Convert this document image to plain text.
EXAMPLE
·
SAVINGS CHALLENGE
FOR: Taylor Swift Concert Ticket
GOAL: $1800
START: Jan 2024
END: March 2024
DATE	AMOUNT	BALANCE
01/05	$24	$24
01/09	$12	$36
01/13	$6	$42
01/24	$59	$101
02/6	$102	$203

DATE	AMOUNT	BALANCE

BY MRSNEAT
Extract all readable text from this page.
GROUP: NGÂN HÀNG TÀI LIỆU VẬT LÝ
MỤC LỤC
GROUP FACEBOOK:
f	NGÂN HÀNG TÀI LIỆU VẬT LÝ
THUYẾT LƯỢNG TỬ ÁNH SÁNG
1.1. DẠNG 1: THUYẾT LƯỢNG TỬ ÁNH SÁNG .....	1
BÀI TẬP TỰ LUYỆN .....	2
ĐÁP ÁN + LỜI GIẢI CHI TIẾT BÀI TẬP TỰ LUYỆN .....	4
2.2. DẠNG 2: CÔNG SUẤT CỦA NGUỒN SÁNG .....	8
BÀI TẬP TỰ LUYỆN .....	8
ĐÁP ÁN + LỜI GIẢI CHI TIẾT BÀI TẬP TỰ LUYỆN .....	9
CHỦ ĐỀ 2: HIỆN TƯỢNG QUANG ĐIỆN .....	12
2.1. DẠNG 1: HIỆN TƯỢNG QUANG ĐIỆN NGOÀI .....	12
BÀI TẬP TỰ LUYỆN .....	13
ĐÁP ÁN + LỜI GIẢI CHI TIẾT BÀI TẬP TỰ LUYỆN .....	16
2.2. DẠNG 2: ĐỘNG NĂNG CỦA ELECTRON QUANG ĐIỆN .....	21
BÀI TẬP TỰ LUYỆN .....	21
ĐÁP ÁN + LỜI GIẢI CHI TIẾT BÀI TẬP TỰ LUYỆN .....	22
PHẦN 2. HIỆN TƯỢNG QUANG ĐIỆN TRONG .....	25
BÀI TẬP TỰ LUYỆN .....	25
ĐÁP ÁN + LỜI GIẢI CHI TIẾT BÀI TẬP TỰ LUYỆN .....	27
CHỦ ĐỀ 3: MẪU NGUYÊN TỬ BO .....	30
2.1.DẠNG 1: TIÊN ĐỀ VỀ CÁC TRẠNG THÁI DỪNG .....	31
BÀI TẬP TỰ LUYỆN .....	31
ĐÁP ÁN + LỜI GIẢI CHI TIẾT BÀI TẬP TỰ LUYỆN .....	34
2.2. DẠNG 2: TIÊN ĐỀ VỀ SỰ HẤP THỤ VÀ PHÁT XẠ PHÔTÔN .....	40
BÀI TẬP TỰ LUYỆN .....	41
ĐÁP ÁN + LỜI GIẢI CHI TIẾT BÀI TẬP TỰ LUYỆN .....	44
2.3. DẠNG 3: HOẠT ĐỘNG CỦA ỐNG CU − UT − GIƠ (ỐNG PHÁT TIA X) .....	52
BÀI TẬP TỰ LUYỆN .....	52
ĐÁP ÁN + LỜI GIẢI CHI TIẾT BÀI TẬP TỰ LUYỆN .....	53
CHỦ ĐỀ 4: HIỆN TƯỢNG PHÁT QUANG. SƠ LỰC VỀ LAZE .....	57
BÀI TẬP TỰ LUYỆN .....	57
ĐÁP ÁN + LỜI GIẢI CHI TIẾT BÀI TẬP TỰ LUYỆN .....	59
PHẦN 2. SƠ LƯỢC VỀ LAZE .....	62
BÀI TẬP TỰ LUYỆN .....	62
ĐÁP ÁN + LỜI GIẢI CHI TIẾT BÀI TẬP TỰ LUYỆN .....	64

→ WHAT IS ASKED
Print back all the lines verbatim.

→ EXERCISE SOLUTION
Convert this document image to plain text.
EXAMPLE
·
SAVINGS CHALLENGE
FOR: Taylor Swift Concert Ticket
GOAL: $1800
START: Jan 2024
END: March 2024
DATE	AMOUNT	BALANCE
01/05	$24	$24
01/09	$12	$36
01/13	$6	$42
01/24	$59	$101
02/6	$102	$203

DATE	AMOUNT	BALANCE

BY MRSNEAT
Extract all readable text from this page.
GROUP: NGÂN HÀNG TÀI LIỆU VẬT LÝ
MỤC LỤC
GROUP FACEBOOK:
f	NGÂN HÀNG TÀI LIỆU VẬT LÝ
THUYẾT LƯỢNG TỬ ÁNH SÁNG
1.1. DẠNG 1: THUYẾT LƯỢNG TỬ ÁNH SÁNG .....	1
BÀI TẬP TỰ LUYỆN .....	2
ĐÁP ÁN + LỜI GIẢI CHI TIẾT BÀI TẬP TỰ LUYỆN .....	4
2.2. DẠNG 2: CÔNG SUẤT CỦA NGUỒN SÁNG .....	8
BÀI TẬP TỰ LUYỆN .....	8
ĐÁP ÁN + LỜI GIẢI CHI TIẾT BÀI TẬP TỰ LUYỆN .....	9
CHỦ ĐỀ 2: HIỆN TƯỢNG QUANG ĐIỆN .....	12
2.1. DẠNG 1: HIỆN TƯỢNG QUANG ĐIỆN NGOÀI .....	12
BÀI TẬP TỰ LUYỆN .....	13
ĐÁP ÁN + LỜI GIẢI CHI TIẾT BÀI TẬP TỰ LUYỆN .....	16
2.2. DẠNG 2: ĐỘNG NĂNG CỦA ELECTRON QUANG ĐIỆN .....	21
BÀI TẬP TỰ LUYỆN .....	21
ĐÁP ÁN + LỜI GIẢI CHI TIẾT BÀI TẬP TỰ LUYỆN .....	22
PHẦN 2. HIỆN TƯỢNG QUANG ĐIỆN TRONG .....	25
BÀI TẬP TỰ LUYỆN .....	25
ĐÁP ÁN + LỜI GIẢI CHI TIẾT BÀI TẬP TỰ LUYỆN .....	27
CHỦ ĐỀ 3: MẪU NGUYÊN TỬ BO .....	30
2.1.DẠNG 1: TIÊN ĐỀ VỀ CÁC TRẠNG THÁI DỪNG .....	31
BÀI TẬP TỰ LUYỆN .....	31
ĐÁP ÁN + LỜI GIẢI CHI TIẾT BÀI TẬP TỰ LUYỆN .....	34
2.2. DẠNG 2: TIÊN ĐỀ VỀ SỰ HẤP THỤ VÀ PHÁT XẠ PHÔTÔN .....	40
BÀI TẬP TỰ LUYỆN .....	41
ĐÁP ÁN + LỜI GIẢI CHI TIẾT BÀI TẬP TỰ LUYỆN .....	44
2.3. DẠNG 3: HOẠT ĐỘNG CỦA ỐNG CU − UT − GIƠ (ỐNG PHÁT TIA X) .....	52
BÀI TẬP TỰ LUYỆN .....	52
ĐÁP ÁN + LỜI GIẢI CHI TIẾT BÀI TẬP TỰ LUYỆN .....	53
CHỦ ĐỀ 4: HIỆN TƯỢNG PHÁT QUANG. SƠ LỰC VỀ LAZE .....	57
BÀI TẬP TỰ LUYỆN .....	57
ĐÁP ÁN + LỜI GIẢI CHI TIẾT BÀI TẬP TỰ LUYỆN .....	59
PHẦN 2. SƠ LƯỢC VỀ LAZE .....	62
BÀI TẬP TỰ LUYỆN .....	62
ĐÁP ÁN + LỜI GIẢI CHI TIẾT BÀI TẬP TỰ LUYỆN .....	64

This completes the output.